## start

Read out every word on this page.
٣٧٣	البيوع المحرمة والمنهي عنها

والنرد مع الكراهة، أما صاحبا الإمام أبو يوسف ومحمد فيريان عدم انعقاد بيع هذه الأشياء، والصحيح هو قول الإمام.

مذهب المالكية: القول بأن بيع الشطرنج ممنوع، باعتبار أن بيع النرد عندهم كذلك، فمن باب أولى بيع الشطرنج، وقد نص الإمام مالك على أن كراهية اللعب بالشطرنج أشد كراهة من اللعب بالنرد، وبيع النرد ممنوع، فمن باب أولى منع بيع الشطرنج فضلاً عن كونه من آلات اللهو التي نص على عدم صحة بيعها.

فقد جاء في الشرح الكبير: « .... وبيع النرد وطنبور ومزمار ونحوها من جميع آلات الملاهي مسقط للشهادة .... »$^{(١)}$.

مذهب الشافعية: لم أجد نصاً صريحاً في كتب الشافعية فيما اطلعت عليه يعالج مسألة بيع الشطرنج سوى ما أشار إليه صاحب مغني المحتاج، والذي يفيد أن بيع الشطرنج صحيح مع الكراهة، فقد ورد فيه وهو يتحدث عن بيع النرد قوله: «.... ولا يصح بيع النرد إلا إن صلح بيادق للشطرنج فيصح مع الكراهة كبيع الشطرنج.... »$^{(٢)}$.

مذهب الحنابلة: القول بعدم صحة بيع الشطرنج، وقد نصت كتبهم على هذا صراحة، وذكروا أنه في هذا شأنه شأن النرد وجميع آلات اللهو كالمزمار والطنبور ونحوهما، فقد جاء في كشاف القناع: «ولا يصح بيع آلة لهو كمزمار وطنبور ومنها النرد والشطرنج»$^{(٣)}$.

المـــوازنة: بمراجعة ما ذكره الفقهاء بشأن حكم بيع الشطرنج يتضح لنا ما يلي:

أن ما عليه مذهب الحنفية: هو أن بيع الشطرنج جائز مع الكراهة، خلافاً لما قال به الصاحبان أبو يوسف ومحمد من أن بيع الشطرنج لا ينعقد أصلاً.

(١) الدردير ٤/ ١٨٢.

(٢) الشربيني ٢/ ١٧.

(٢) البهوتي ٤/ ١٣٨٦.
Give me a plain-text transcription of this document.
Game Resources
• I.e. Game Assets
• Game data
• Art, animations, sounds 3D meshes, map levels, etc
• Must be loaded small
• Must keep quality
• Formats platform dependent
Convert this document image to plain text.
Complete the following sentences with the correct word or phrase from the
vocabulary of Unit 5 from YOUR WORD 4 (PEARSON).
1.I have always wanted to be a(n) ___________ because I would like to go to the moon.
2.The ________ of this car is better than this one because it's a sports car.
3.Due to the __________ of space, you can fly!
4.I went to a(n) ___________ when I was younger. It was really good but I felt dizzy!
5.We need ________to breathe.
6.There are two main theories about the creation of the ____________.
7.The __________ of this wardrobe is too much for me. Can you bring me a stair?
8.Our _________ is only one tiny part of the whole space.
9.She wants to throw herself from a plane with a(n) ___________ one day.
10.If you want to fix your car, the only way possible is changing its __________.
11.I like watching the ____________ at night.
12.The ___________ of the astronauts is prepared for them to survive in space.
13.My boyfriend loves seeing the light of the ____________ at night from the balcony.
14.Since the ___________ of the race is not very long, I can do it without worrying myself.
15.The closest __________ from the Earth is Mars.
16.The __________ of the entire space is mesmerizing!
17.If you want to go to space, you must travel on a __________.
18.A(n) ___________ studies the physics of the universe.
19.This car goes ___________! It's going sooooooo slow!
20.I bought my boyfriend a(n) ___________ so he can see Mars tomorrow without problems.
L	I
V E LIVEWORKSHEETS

## end

> WRITTEN PROBLEM
Return every entry exactly as given.

> PROBLEM SOLUTION
Read out every word on this page.
٣٧٣	البيوع المحرمة والمنهي عنها

والنرد مع الكراهة، أما صاحبا الإمام أبو يوسف ومحمد فيريان عدم انعقاد بيع هذه الأشياء، والصحيح هو قول الإمام.

مذهب المالكية: القول بأن بيع الشطرنج ممنوع، باعتبار أن بيع النرد عندهم كذلك، فمن باب أولى بيع الشطرنج، وقد نص الإمام مالك على أن كراهية اللعب بالشطرنج أشد كراهة من اللعب بالنرد، وبيع النرد ممنوع، فمن باب أولى منع بيع الشطرنج فضلاً عن كونه من آلات اللهو التي نص على عدم صحة بيعها.

فقد جاء في الشرح الكبير: « .... وبيع النرد وطنبور ومزمار ونحوها من جميع آلات الملاهي مسقط للشهادة .... »$^{(١)}$.

مذهب الشافعية: لم أجد نصاً صريحاً في كتب الشافعية فيما اطلعت عليه يعالج مسألة بيع الشطرنج سوى ما أشار إليه صاحب مغني المحتاج، والذي يفيد أن بيع الشطرنج صحيح مع الكراهة، فقد ورد فيه وهو يتحدث عن بيع النرد قوله: «.... ولا يصح بيع النرد إلا إن صلح بيادق للشطرنج فيصح مع الكراهة كبيع الشطرنج.... »$^{(٢)}$.

مذهب الحنابلة: القول بعدم صحة بيع الشطرنج، وقد نصت كتبهم على هذا صراحة، وذكروا أنه في هذا شأنه شأن النرد وجميع آلات اللهو كالمزمار والطنبور ونحوهما، فقد جاء في كشاف القناع: «ولا يصح بيع آلة لهو كمزمار وطنبور ومنها النرد والشطرنج»$^{(٣)}$.

المـــوازنة: بمراجعة ما ذكره الفقهاء بشأن حكم بيع الشطرنج يتضح لنا ما يلي:

أن ما عليه مذهب الحنفية: هو أن بيع الشطرنج جائز مع الكراهة، خلافاً لما قال به الصاحبان أبو يوسف ومحمد من أن بيع الشطرنج لا ينعقد أصلاً.

(١) الدردير ٤/ ١٨٢.

(٢) الشربيني ٢/ ١٧.

(٢) البهوتي ٤/ ١٣٨٦.
Give me a plain-text transcription of this document.
Game Resources
• I.e. Game Assets
• Game data
• Art, animations, sounds 3D meshes, map levels, etc
• Must be loaded small
• Must keep quality
• Formats platform dependent
Convert this document image to plain text.
Complete the following sentences with the correct word or phrase from the
vocabulary of Unit 5 from YOUR WORD 4 (PEARSON).
1.I have always wanted to be a(n) ___________ because I would like to go to the moon.
2.The ________ of this car is better than this one because it's a sports car.
3.Due to the __________ of space, you can fly!
4.I went to a(n) ___________ when I was younger. It was really good but I felt dizzy!
5.We need ________to breathe.
6.There are two main theories about the creation of the ____________.
7.The __________ of this wardrobe is too much for me. Can you bring me a stair?
8.Our _________ is only one tiny part of the whole space.
9.She wants to throw herself from a plane with a(n) ___________ one day.
10.If you want to fix your car, the only way possible is changing its __________.
11.I like watching the ____________ at night.
12.The ___________ of the astronauts is prepared for them to survive in space.
13.My boyfriend loves seeing the light of the ____________ at night from the balcony.
14.Since the ___________ of the race is not very long, I can do it without worrying myself.
15.The closest __________ from the Earth is Mars.
16.The __________ of the entire space is mesmerizing!
17.If you want to go to space, you must travel on a __________.
18.A(n) ___________ studies the physics of the universe.
19.This car goes ___________! It's going sooooooo slow!
20.I bought my boyfriend a(n) ___________ so he can see Mars tomorrow without problems.
L	I
V E LIVEWORKSHEETS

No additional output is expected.